Wherever a line holds the word "simbólica", copy that line out.

※

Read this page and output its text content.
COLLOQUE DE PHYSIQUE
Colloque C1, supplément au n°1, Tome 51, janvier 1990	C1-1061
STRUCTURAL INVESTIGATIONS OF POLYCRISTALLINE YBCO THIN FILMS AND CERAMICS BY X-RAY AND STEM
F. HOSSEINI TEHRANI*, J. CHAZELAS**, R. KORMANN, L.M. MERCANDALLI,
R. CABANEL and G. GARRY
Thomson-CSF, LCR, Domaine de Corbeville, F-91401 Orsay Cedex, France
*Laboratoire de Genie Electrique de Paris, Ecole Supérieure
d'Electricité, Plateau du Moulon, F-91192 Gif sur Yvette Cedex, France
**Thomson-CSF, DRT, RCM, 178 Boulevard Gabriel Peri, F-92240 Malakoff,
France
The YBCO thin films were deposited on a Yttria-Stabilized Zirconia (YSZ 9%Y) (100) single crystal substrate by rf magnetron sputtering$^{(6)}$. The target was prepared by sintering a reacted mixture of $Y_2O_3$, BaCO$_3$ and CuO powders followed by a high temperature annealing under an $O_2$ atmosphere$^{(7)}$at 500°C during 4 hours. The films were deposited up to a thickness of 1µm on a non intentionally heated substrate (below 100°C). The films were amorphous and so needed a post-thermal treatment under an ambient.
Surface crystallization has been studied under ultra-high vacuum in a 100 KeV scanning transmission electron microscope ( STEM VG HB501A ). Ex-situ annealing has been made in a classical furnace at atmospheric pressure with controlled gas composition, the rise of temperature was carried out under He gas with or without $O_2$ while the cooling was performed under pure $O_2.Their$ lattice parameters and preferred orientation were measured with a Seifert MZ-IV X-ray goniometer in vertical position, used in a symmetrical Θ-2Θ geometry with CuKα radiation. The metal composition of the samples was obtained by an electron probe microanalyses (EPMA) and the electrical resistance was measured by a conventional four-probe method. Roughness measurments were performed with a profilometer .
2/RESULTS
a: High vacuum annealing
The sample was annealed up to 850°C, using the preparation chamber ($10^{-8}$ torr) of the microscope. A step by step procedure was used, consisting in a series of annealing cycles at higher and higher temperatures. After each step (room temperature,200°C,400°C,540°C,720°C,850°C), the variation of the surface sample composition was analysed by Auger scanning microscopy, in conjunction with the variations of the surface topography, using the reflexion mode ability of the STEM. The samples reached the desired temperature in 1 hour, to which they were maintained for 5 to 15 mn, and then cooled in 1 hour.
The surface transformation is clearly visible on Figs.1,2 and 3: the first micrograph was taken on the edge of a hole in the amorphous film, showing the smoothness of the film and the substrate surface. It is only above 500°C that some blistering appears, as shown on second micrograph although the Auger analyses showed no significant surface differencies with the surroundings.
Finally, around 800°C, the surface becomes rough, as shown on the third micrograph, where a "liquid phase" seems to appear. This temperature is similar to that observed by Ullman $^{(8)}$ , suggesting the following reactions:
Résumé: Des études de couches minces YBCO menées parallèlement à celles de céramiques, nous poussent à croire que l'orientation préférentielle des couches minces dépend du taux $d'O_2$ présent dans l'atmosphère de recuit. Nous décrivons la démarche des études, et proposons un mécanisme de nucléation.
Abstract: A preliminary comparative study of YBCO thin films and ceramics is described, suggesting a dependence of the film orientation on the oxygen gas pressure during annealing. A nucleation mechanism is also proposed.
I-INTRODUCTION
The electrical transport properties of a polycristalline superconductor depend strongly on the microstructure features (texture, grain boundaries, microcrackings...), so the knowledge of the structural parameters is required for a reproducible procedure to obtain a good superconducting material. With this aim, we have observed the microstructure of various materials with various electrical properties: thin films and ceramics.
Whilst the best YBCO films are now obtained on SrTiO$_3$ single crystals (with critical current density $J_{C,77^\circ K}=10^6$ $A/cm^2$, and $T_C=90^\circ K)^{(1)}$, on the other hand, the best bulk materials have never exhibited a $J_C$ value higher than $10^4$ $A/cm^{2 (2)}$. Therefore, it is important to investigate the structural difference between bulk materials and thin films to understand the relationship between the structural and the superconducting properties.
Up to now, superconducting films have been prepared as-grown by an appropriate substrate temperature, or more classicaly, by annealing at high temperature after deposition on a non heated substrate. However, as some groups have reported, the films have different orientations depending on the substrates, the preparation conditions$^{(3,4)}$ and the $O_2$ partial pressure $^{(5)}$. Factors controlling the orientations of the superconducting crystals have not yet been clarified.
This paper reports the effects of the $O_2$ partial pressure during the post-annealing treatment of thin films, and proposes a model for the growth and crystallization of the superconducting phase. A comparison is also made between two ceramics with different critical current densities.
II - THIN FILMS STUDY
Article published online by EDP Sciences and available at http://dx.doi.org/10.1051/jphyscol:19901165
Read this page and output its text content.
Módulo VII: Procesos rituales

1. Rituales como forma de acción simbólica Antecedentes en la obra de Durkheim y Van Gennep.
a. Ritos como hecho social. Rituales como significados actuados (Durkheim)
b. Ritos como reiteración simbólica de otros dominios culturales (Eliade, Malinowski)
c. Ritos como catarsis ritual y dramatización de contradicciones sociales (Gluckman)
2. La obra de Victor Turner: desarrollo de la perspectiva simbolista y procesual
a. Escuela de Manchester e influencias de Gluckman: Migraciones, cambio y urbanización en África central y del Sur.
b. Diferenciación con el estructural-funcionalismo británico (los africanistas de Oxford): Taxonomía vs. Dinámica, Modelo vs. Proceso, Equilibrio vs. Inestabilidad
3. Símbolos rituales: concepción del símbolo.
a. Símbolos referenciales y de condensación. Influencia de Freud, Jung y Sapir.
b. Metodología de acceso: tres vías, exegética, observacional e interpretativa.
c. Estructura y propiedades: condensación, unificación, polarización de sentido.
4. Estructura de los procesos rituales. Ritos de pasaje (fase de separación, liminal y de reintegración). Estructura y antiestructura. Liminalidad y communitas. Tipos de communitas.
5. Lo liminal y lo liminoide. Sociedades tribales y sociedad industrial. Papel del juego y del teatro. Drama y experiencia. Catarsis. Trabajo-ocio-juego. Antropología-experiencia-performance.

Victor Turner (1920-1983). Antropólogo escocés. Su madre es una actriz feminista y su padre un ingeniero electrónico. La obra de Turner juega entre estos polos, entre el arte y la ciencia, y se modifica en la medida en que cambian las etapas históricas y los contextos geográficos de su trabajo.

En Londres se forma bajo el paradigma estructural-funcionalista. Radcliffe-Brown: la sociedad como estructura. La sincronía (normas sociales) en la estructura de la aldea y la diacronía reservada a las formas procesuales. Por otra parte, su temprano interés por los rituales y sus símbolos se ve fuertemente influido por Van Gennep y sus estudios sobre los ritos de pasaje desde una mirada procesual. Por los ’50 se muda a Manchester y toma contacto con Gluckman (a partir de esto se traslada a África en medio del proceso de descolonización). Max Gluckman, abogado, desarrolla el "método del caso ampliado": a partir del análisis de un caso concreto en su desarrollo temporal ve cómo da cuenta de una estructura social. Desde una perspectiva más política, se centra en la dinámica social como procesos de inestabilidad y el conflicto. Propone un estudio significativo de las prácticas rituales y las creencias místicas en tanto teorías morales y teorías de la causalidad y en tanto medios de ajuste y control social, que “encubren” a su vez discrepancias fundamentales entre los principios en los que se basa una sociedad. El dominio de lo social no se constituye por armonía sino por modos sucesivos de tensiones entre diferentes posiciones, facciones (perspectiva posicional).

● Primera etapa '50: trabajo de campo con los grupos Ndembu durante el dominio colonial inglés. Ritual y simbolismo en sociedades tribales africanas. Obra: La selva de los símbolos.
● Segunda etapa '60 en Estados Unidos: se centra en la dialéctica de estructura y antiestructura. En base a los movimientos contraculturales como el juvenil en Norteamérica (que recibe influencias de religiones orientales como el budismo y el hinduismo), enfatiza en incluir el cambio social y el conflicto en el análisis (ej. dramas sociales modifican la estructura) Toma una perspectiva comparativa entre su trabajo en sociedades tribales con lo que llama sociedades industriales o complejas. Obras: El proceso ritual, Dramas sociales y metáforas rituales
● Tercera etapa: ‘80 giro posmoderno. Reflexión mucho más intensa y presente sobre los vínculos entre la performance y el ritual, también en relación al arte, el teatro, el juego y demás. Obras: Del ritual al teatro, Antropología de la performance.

※

* THE OUTPUT:
1. Rituales como forma de acción simbólica Antecedentes en la obra de Durkheim y Van Gennep.
b. Ritos como reiteración simbólica de otros dominios culturales (Eliade, Malinowski)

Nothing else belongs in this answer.